[start]

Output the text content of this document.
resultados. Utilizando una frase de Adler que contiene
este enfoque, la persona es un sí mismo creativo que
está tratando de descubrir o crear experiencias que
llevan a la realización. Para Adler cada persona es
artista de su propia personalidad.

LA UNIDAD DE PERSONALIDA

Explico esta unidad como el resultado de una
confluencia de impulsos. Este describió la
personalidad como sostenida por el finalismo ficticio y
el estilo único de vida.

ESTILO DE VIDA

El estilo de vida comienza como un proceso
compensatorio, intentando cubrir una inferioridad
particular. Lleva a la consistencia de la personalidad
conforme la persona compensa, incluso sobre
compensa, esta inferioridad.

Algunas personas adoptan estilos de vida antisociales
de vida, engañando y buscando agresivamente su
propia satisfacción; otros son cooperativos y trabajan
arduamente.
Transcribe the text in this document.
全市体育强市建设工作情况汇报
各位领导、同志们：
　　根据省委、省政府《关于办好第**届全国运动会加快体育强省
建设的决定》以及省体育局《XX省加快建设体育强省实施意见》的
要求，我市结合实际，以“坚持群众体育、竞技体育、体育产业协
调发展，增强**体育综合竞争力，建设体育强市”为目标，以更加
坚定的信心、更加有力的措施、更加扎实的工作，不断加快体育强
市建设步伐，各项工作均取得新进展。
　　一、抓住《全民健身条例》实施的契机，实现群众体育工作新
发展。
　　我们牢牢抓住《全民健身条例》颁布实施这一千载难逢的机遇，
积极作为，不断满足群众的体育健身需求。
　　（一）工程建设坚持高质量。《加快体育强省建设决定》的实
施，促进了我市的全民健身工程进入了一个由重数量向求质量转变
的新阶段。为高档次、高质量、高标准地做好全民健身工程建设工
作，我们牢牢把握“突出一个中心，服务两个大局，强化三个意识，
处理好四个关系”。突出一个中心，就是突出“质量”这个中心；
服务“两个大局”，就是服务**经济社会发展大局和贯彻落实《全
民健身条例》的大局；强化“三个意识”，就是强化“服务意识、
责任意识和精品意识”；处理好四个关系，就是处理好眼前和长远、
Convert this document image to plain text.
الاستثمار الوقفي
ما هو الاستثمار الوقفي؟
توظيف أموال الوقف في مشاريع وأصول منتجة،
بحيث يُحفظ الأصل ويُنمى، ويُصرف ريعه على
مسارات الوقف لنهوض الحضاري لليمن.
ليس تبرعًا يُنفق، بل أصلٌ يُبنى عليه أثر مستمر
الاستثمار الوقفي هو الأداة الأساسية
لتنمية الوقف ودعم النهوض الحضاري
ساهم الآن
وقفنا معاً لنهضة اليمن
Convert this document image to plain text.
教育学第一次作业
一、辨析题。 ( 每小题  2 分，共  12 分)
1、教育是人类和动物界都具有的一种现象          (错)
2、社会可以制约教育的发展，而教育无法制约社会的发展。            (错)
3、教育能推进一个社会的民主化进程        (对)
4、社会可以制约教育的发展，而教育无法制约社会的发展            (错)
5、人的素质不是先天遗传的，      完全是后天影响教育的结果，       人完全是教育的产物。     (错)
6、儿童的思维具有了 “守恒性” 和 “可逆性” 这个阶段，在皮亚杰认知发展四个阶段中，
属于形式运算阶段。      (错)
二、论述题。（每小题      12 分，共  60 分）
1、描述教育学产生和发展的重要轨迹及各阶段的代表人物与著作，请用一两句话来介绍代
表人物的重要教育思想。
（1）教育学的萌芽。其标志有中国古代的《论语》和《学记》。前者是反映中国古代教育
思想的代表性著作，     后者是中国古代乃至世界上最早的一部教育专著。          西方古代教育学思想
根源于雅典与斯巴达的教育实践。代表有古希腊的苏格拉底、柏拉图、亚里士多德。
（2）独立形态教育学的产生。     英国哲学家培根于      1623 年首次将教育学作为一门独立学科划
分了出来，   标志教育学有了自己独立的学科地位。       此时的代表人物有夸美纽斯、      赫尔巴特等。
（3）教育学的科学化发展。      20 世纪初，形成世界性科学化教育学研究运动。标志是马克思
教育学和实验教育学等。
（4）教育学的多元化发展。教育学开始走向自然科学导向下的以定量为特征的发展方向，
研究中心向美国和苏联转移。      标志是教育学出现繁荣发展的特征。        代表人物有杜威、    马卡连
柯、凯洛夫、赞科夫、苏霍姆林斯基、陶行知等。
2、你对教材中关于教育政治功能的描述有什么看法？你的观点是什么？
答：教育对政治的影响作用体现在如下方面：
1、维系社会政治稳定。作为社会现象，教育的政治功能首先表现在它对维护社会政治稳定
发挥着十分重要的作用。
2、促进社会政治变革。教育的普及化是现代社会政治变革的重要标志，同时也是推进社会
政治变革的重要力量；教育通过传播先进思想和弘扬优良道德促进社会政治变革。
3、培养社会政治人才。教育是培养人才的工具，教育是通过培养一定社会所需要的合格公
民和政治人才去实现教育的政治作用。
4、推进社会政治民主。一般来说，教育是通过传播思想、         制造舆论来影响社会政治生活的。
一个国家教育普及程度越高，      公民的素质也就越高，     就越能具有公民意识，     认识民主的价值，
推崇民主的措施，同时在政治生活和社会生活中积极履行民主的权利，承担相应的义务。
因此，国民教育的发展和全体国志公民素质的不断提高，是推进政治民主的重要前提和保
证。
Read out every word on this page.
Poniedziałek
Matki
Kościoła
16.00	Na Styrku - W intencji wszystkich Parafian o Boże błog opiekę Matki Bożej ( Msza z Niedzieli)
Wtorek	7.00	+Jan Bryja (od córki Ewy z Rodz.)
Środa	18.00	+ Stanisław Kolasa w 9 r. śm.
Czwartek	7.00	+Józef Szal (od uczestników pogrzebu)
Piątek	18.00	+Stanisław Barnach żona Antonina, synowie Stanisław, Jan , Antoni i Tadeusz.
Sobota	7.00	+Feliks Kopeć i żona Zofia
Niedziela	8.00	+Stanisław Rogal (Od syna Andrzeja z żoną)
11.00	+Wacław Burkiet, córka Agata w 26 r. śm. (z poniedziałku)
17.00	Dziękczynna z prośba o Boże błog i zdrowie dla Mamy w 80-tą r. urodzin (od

[end]

BRIEF -
Set down all of the records shown above once more, exactly.

THE REPLY -
Output the text content of this document.
resultados. Utilizando una frase de Adler que contiene
este enfoque, la persona es un sí mismo creativo que
está tratando de descubrir o crear experiencias que
llevan a la realización. Para Adler cada persona es
artista de su propia personalidad.

LA UNIDAD DE PERSONALIDA

Explico esta unidad como el resultado de una
confluencia de impulsos. Este describió la
personalidad como sostenida por el finalismo ficticio y
el estilo único de vida.

ESTILO DE VIDA

El estilo de vida comienza como un proceso
compensatorio, intentando cubrir una inferioridad
particular. Lleva a la consistencia de la personalidad
conforme la persona compensa, incluso sobre
compensa, esta inferioridad.

Algunas personas adoptan estilos de vida antisociales
de vida, engañando y buscando agresivamente su
propia satisfacción; otros son cooperativos y trabajan
arduamente.
Transcribe the text in this document.
全市体育强市建设工作情况汇报
各位领导、同志们：
　　根据省委、省政府《关于办好第**届全国运动会加快体育强省
建设的决定》以及省体育局《XX省加快建设体育强省实施意见》的
要求，我市结合实际，以“坚持群众体育、竞技体育、体育产业协
调发展，增强**体育综合竞争力，建设体育强市”为目标，以更加
坚定的信心、更加有力的措施、更加扎实的工作，不断加快体育强
市建设步伐，各项工作均取得新进展。
　　一、抓住《全民健身条例》实施的契机，实现群众体育工作新
发展。
　　我们牢牢抓住《全民健身条例》颁布实施这一千载难逢的机遇，
积极作为，不断满足群众的体育健身需求。
　　（一）工程建设坚持高质量。《加快体育强省建设决定》的实
施，促进了我市的全民健身工程进入了一个由重数量向求质量转变
的新阶段。为高档次、高质量、高标准地做好全民健身工程建设工
作，我们牢牢把握“突出一个中心，服务两个大局，强化三个意识，
处理好四个关系”。突出一个中心，就是突出“质量”这个中心；
服务“两个大局”，就是服务**经济社会发展大局和贯彻落实《全
民健身条例》的大局；强化“三个意识”，就是强化“服务意识、
责任意识和精品意识”；处理好四个关系，就是处理好眼前和长远、
Convert this document image to plain text.
الاستثمار الوقفي
ما هو الاستثمار الوقفي؟
توظيف أموال الوقف في مشاريع وأصول منتجة،
بحيث يُحفظ الأصل ويُنمى، ويُصرف ريعه على
مسارات الوقف لنهوض الحضاري لليمن.
ليس تبرعًا يُنفق، بل أصلٌ يُبنى عليه أثر مستمر
الاستثمار الوقفي هو الأداة الأساسية
لتنمية الوقف ودعم النهوض الحضاري
ساهم الآن
وقفنا معاً لنهضة اليمن
Convert this document image to plain text.
教育学第一次作业
一、辨析题。 ( 每小题  2 分，共  12 分)
1、教育是人类和动物界都具有的一种现象          (错)
2、社会可以制约教育的发展，而教育无法制约社会的发展。            (错)
3、教育能推进一个社会的民主化进程        (对)
4、社会可以制约教育的发展，而教育无法制约社会的发展            (错)
5、人的素质不是先天遗传的，      完全是后天影响教育的结果，       人完全是教育的产物。     (错)
6、儿童的思维具有了 “守恒性” 和 “可逆性” 这个阶段，在皮亚杰认知发展四个阶段中，
属于形式运算阶段。      (错)
二、论述题。（每小题      12 分，共  60 分）
1、描述教育学产生和发展的重要轨迹及各阶段的代表人物与著作，请用一两句话来介绍代
表人物的重要教育思想。
（1）教育学的萌芽。其标志有中国古代的《论语》和《学记》。前者是反映中国古代教育
思想的代表性著作，     后者是中国古代乃至世界上最早的一部教育专著。          西方古代教育学思想
根源于雅典与斯巴达的教育实践。代表有古希腊的苏格拉底、柏拉图、亚里士多德。
（2）独立形态教育学的产生。     英国哲学家培根于      1623 年首次将教育学作为一门独立学科划
分了出来，   标志教育学有了自己独立的学科地位。       此时的代表人物有夸美纽斯、      赫尔巴特等。
（3）教育学的科学化发展。      20 世纪初，形成世界性科学化教育学研究运动。标志是马克思
教育学和实验教育学等。
（4）教育学的多元化发展。教育学开始走向自然科学导向下的以定量为特征的发展方向，
研究中心向美国和苏联转移。      标志是教育学出现繁荣发展的特征。        代表人物有杜威、    马卡连
柯、凯洛夫、赞科夫、苏霍姆林斯基、陶行知等。
2、你对教材中关于教育政治功能的描述有什么看法？你的观点是什么？
答：教育对政治的影响作用体现在如下方面：
1、维系社会政治稳定。作为社会现象，教育的政治功能首先表现在它对维护社会政治稳定
发挥着十分重要的作用。
2、促进社会政治变革。教育的普及化是现代社会政治变革的重要标志，同时也是推进社会
政治变革的重要力量；教育通过传播先进思想和弘扬优良道德促进社会政治变革。
3、培养社会政治人才。教育是培养人才的工具，教育是通过培养一定社会所需要的合格公
民和政治人才去实现教育的政治作用。
4、推进社会政治民主。一般来说，教育是通过传播思想、         制造舆论来影响社会政治生活的。
一个国家教育普及程度越高，      公民的素质也就越高，     就越能具有公民意识，     认识民主的价值，
推崇民主的措施，同时在政治生活和社会生活中积极履行民主的权利，承担相应的义务。
因此，国民教育的发展和全体国志公民素质的不断提高，是推进政治民主的重要前提和保
证。
Read out every word on this page.
Poniedziałek
Matki
Kościoła
16.00	Na Styrku - W intencji wszystkich Parafian o Boże błog opiekę Matki Bożej ( Msza z Niedzieli)
Wtorek	7.00	+Jan Bryja (od córki Ewy z Rodz.)
Środa	18.00	+ Stanisław Kolasa w 9 r. śm.
Czwartek	7.00	+Józef Szal (od uczestników pogrzebu)
Piątek	18.00	+Stanisław Barnach żona Antonina, synowie Stanisław, Jan , Antoni i Tadeusz.
Sobota	7.00	+Feliks Kopeć i żona Zofia
Niedziela	8.00	+Stanisław Rogal (Od syna Andrzeja z żoną)
11.00	+Wacław Burkiet, córka Agata w 26 r. śm. (z poniedziałku)
17.00	Dziękczynna z prośba o Boże błog i zdrowie dla Mamy w 80-tą r. urodzin (od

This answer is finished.